Print all of the entries exactly, minus the pictures.

**** EXERCISE DATA ****

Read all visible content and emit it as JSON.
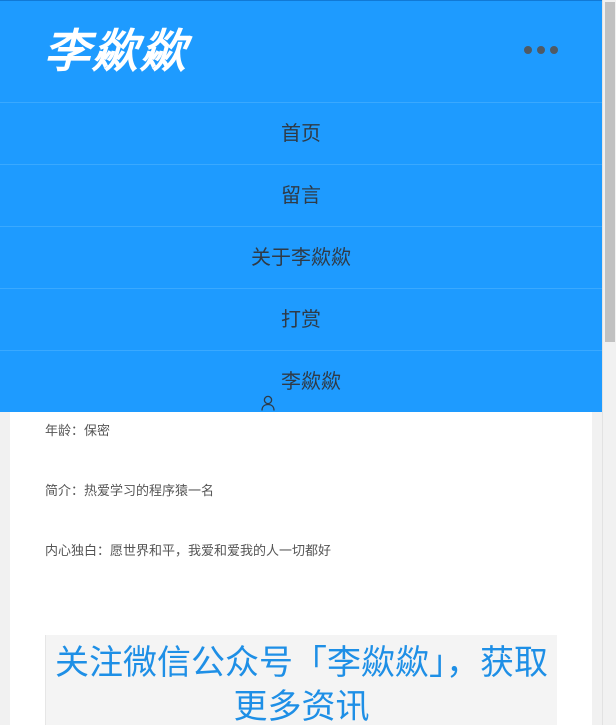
{
  "header": {
    "logo": "李歘歘",
    "more_icon": "ellipsis-icon"
  },
  "menu": {
    "items": [
      {
        "label": "首页"
      },
      {
        "label": "留言"
      },
      {
        "label": "关于李歘歘"
      },
      {
        "label": "打赏"
      },
      {
        "label": "李歘歘",
        "icon": "user-icon"
      }
    ]
  },
  "profile": {
    "age": "年龄：保密",
    "intro": "简介：热爱学习的程序猿一名",
    "monologue": "内心独白：愿世界和平，我爱和爱我的人一切都好"
  },
  "banner": {
    "text": "关注微信公众号「李歘歘」，获取更多资讯"
  },
  "colors": {
    "brand": "#1e9bff",
    "banner_text": "#1e8fe6"
  }
}
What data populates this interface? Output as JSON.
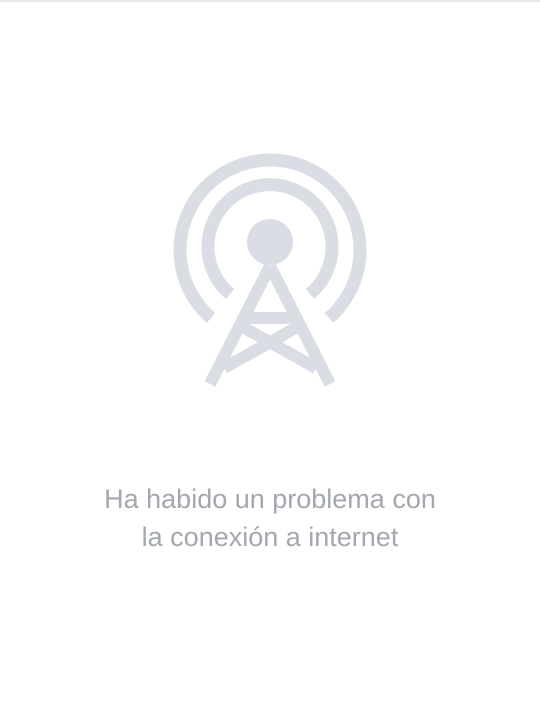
{
  "error_screen": {
    "icon": "broadcast-tower-icon",
    "icon_color": "#dadde4",
    "text_color": "#a3a7ae",
    "message_line1": "Ha habido un problema con",
    "message_line2": "la conexión a internet"
  }
}
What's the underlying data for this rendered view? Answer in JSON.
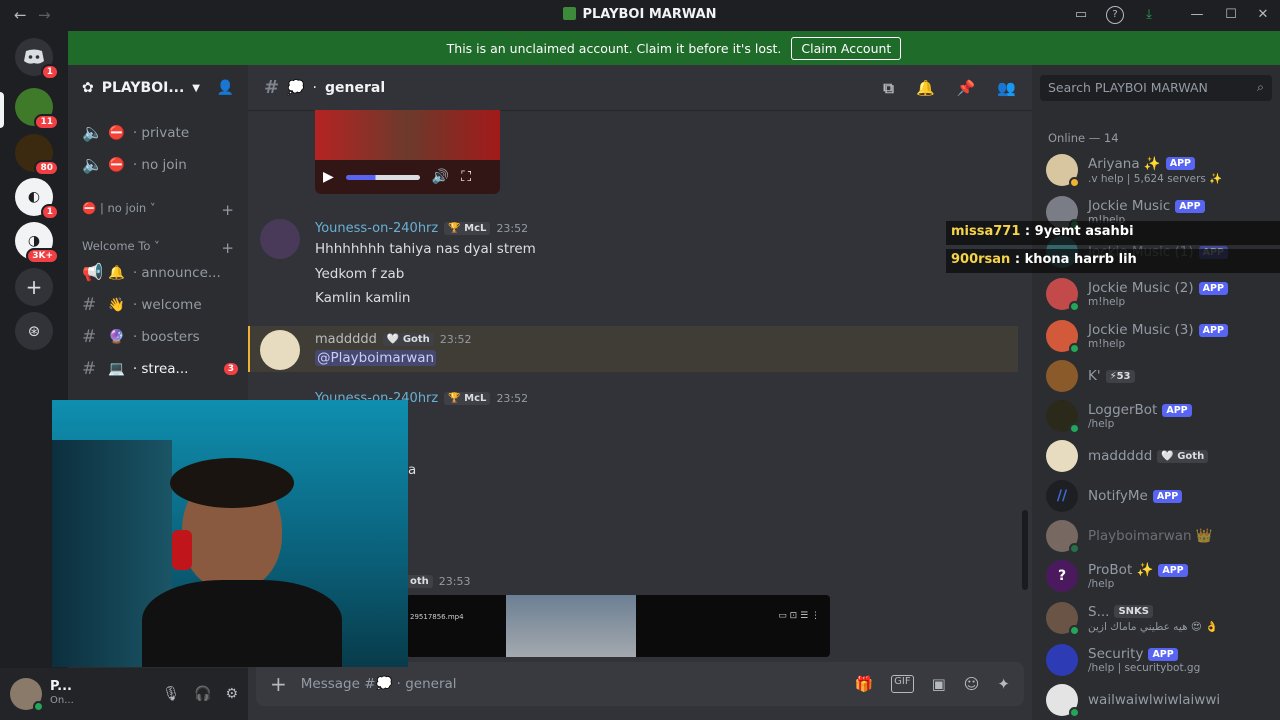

****

### [RESULT OF THE TASK]
Read all visible content and emit it as JSON.
{
  "header": {
    "logo": "李歘歘",
    "more_icon": "ellipsis-icon"
  },
  "menu": {
    "items": [
      {
        "label": "首页"
      },
      {
        "label": "留言"
      },
      {
        "label": "关于李歘歘"
      },
      {
        "label": "打赏"
      },
      {
        "label": "李歘歘",
        "icon": "user-icon"
      }
    ]
  },
  "profile": {
    "age": "年龄：保密",
    "intro": "简介：热爱学习的程序猿一名",
    "monologue": "内心独白：愿世界和平，我爱和爱我的人一切都好"
  },
  "banner": {
    "text": "关注微信公众号「李歘歘」，获取更多资讯"
  },
  "colors": {
    "brand": "#1e9bff",
    "banner_text": "#1e8fe6"
  }
}
What data populates this interface? Output as JSON.
{
  "error_screen": {
    "icon": "broadcast-tower-icon",
    "icon_color": "#dadde4",
    "text_color": "#a3a7ae",
    "message_line1": "Ha habido un problema con",
    "message_line2": "la conexión a internet"
  }
}
What's the underlying data for this rendered view? Answer in JSON.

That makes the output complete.